- Brief
Rewrite every line of the rows below as a JSON list of strings, one string per line, with blank lines and pictures omitted.

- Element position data
====================

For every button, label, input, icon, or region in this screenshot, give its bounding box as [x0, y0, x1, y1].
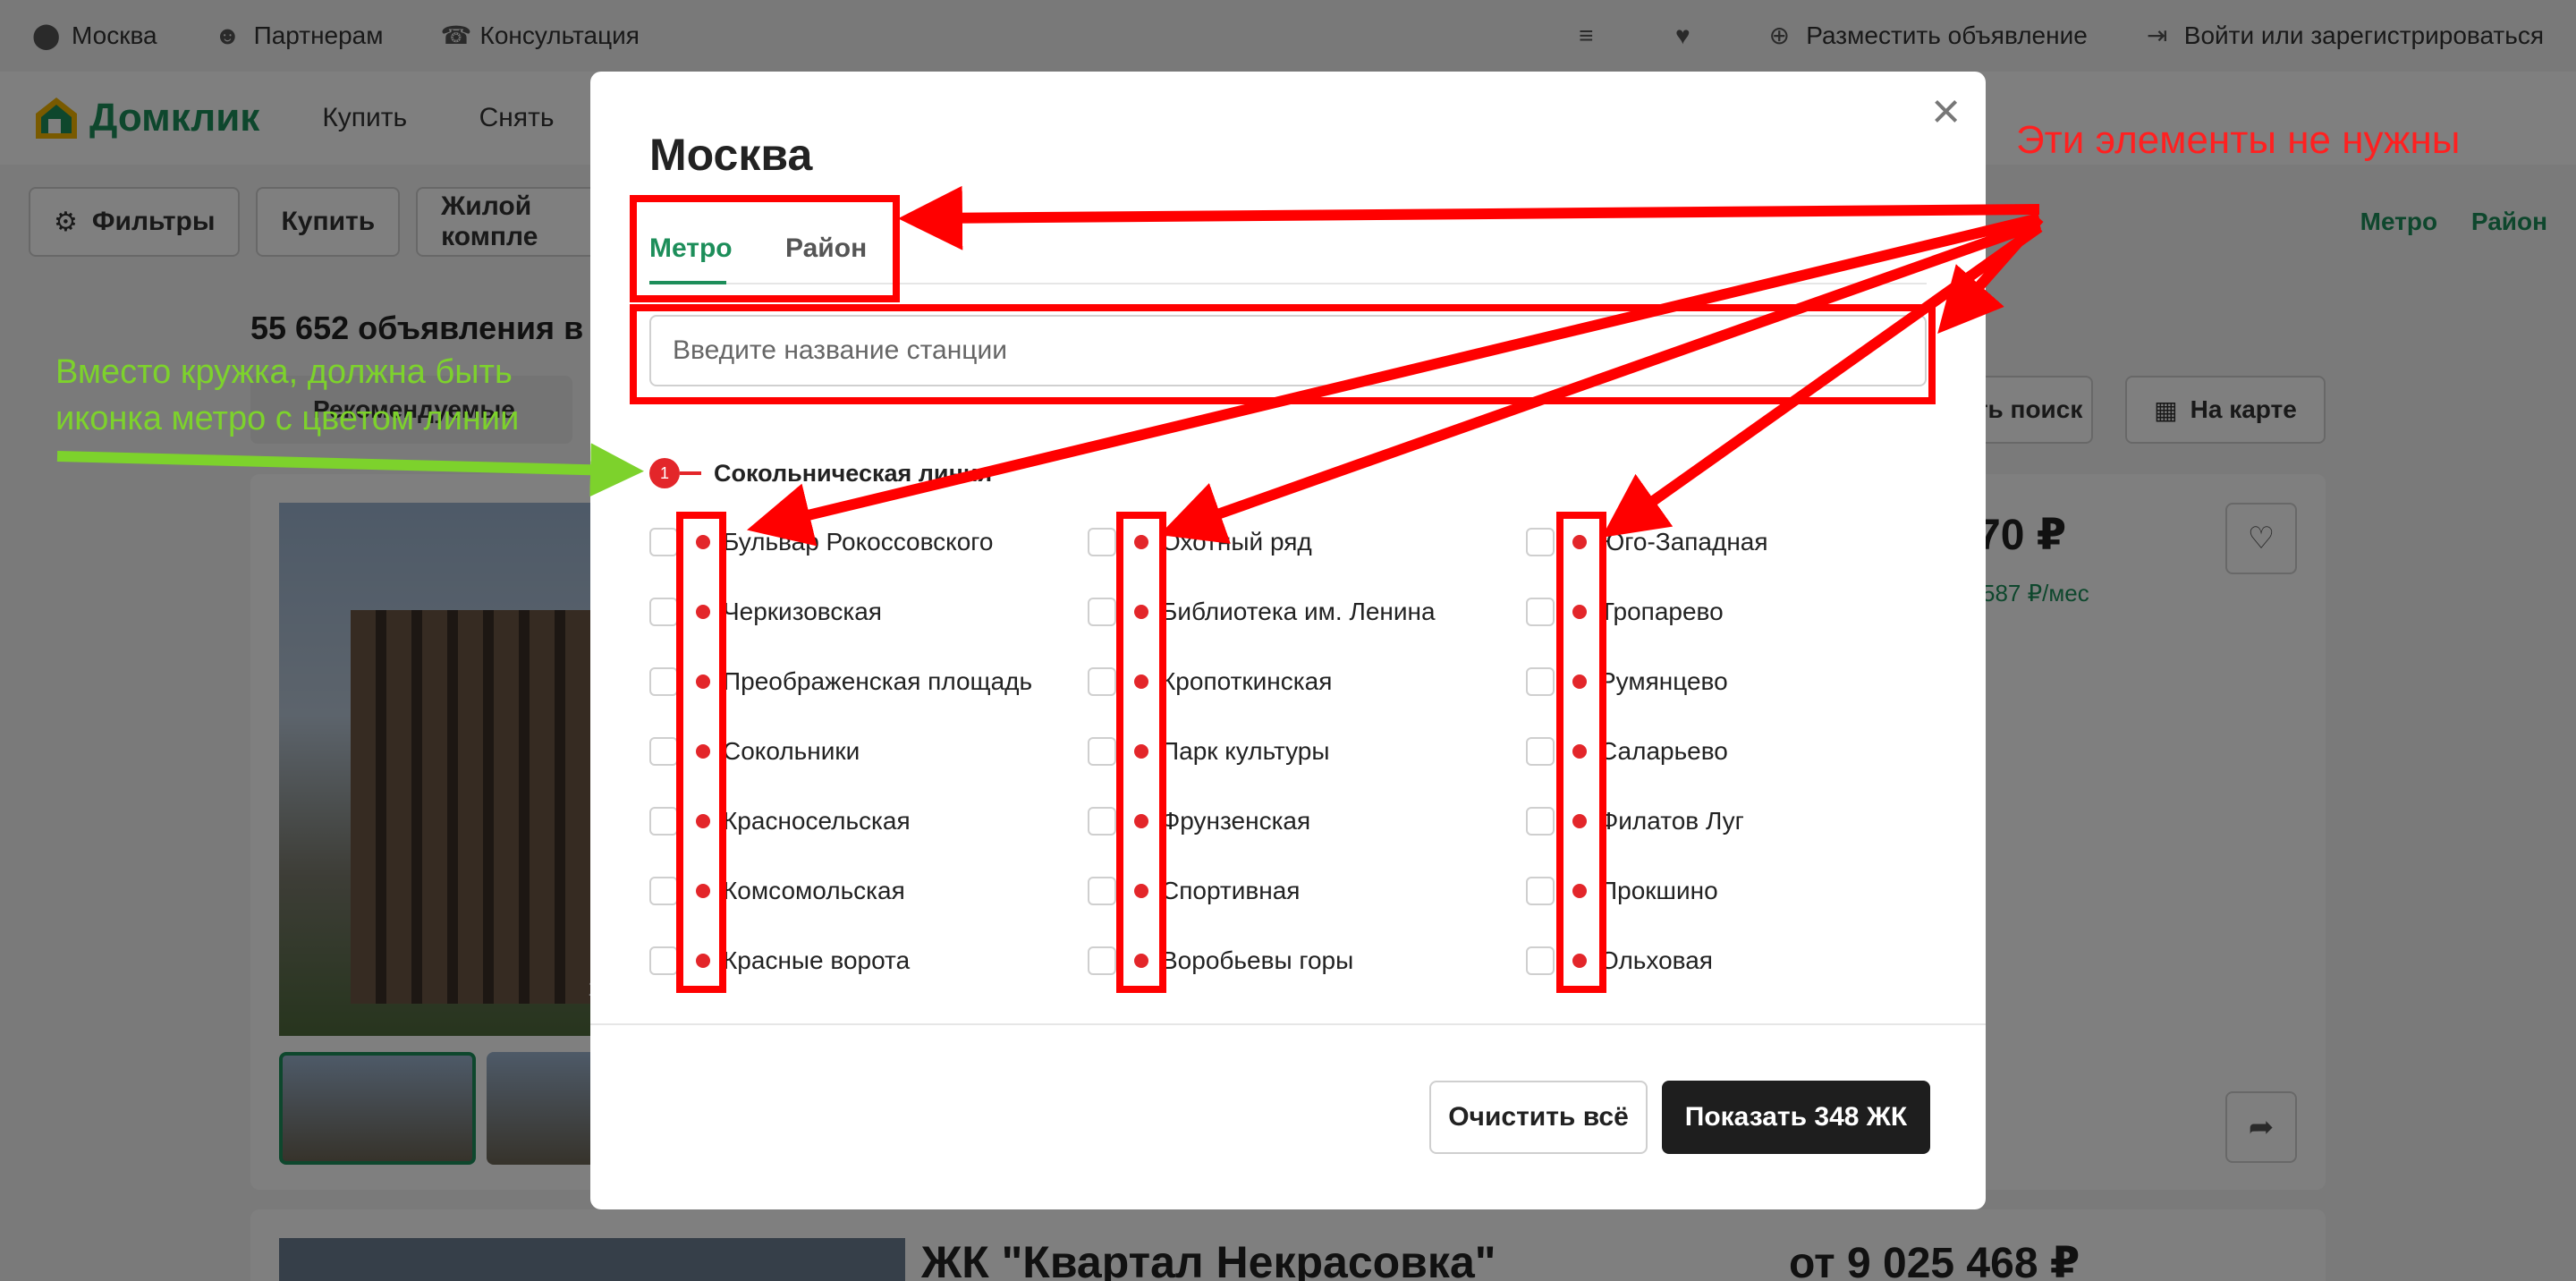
highlight-dots-col1	[676, 512, 726, 993]
annotation-red-note: Эти элементы не нужны	[2016, 118, 2461, 162]
highlight-search	[630, 304, 1936, 404]
annotation-layer	[56, 185, 2044, 993]
highlight-dots-col2	[1116, 512, 1166, 993]
arrow-to-col1	[747, 213, 2041, 547]
annotation-green-note: Вместо кружка, должна быть иконка метро …	[55, 353, 520, 437]
arrow-to-tabs	[898, 185, 2040, 250]
highlight-tabs	[630, 195, 900, 302]
highlight-dots-col3	[1556, 512, 1606, 993]
arrow-to-col2	[1159, 218, 2042, 544]
green-arrow	[56, 443, 644, 497]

====================

- Response to the exercise
[
  "For every button, label, input, icon, or region in this screenshot, give its bounding box as [x0, y0, x1, y1].",
  "highlight-dots-col1\t[676, 512, 726, 993]",
  "annotation-red-note: Эти элементы не нужны\t[2016, 118, 2461, 162]",
  "highlight-search\t[630, 304, 1936, 404]",
  "annotation-layer\t[56, 185, 2044, 993]",
  "highlight-dots-col2\t[1116, 512, 1166, 993]",
  "arrow-to-col1\t[747, 213, 2041, 547]",
  "annotation-green-note: Вместо кружка, должна быть иконка метро …\t[55, 353, 520, 437]",
  "arrow-to-tabs\t[898, 185, 2040, 250]",
  "highlight-tabs\t[630, 195, 900, 302]",
  "highlight-dots-col3\t[1556, 512, 1606, 993]",
  "arrow-to-col2\t[1159, 218, 2042, 544]",
  "green-arrow\t[56, 443, 644, 497]"
]